Copy each line exactly.
····················
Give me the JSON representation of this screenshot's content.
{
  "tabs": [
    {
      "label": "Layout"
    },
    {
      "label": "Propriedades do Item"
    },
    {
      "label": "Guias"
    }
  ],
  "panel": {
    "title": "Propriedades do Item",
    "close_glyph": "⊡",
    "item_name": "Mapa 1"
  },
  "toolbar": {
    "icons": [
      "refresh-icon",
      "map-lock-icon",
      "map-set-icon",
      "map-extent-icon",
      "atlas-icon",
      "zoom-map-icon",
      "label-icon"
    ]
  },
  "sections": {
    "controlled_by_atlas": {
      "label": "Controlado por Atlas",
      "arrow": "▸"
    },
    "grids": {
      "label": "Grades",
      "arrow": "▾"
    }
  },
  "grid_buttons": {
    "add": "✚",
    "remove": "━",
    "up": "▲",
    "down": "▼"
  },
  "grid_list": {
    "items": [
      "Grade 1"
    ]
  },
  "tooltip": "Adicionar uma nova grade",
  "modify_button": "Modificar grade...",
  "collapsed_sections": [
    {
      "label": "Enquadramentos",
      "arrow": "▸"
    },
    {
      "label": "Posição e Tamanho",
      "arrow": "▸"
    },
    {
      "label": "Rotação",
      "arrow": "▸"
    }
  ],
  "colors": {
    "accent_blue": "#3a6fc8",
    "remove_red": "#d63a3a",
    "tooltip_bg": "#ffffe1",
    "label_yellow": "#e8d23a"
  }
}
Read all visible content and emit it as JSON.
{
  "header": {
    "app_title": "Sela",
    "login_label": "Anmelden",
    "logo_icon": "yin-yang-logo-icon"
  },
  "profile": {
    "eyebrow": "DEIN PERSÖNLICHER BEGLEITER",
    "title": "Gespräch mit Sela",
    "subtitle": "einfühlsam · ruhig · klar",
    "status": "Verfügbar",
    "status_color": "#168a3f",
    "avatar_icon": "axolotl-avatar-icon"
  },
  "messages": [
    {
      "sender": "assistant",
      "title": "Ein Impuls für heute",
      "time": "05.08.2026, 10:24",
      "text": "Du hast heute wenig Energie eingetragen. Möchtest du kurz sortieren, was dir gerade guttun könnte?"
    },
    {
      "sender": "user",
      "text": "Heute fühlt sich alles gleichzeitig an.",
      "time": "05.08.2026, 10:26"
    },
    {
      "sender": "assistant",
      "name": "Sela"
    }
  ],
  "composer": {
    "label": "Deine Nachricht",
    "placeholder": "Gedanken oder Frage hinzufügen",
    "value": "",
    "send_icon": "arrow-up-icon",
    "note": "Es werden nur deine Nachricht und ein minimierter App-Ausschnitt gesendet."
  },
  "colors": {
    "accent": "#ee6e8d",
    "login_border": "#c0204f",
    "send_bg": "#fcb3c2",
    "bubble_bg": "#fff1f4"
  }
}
····················
▶ [FULL OUTPUT]:
Give me the JSON representation of this screenshot's content.
{
  "tabs": [
    {
      "label": "Layout"
    },
    {
      "label": "Propriedades do Item"
    },
    {
      "label": "Guias"
    }
  ],
  "panel": {
    "title": "Propriedades do Item",
    "close_glyph": "⊡",
    "item_name": "Mapa 1"
  },
  "toolbar": {
    "icons": [
      "refresh-icon",
      "map-lock-icon",
      "map-set-icon",
      "map-extent-icon",
      "atlas-icon",
      "zoom-map-icon",
      "label-icon"
    ]
  },
  "sections": {
    "controlled_by_atlas": {
      "label": "Controlado por Atlas",
      "arrow": "▸"
    },
    "grids": {
      "label": "Grades",
      "arrow": "▾"
    }
  },
  "grid_buttons": {
    "add": "✚",
    "remove": "━",
    "up": "▲",
    "down": "▼"
  },
  "grid_list": {
    "items": [
      "Grade 1"
    ]
  },
  "tooltip": "Adicionar uma nova grade",
  "modify_button": "Modificar grade...",
  "collapsed_sections": [
    {
      "label": "Enquadramentos",
      "arrow": "▸"
    },
    {
      "label": "Posição e Tamanho",
      "arrow": "▸"
    },
    {
      "label": "Rotação",
      "arrow": "▸"
    }
  ],
  "colors": {
    "accent_blue": "#3a6fc8",
    "remove_red": "#d63a3a",
    "tooltip_bg": "#ffffe1",
    "label_yellow": "#e8d23a"
  }
}
Read all visible content and emit it as JSON.
{
  "header": {
    "app_title": "Sela",
    "login_label": "Anmelden",
    "logo_icon": "yin-yang-logo-icon"
  },
  "profile": {
    "eyebrow": "DEIN PERSÖNLICHER BEGLEITER",
    "title": "Gespräch mit Sela",
    "subtitle": "einfühlsam · ruhig · klar",
    "status": "Verfügbar",
    "status_color": "#168a3f",
    "avatar_icon": "axolotl-avatar-icon"
  },
  "messages": [
    {
      "sender": "assistant",
      "title": "Ein Impuls für heute",
      "time": "05.08.2026, 10:24",
      "text": "Du hast heute wenig Energie eingetragen. Möchtest du kurz sortieren, was dir gerade guttun könnte?"
    },
    {
      "sender": "user",
      "text": "Heute fühlt sich alles gleichzeitig an.",
      "time": "05.08.2026, 10:26"
    },
    {
      "sender": "assistant",
      "name": "Sela"
    }
  ],
  "composer": {
    "label": "Deine Nachricht",
    "placeholder": "Gedanken oder Frage hinzufügen",
    "value": "",
    "send_icon": "arrow-up-icon",
    "note": "Es werden nur deine Nachricht und ein minimierter App-Ausschnitt gesendet."
  },
  "colors": {
    "accent": "#ee6e8d",
    "login_border": "#c0204f",
    "send_bg": "#fcb3c2",
    "bubble_bg": "#fff1f4"
  }
}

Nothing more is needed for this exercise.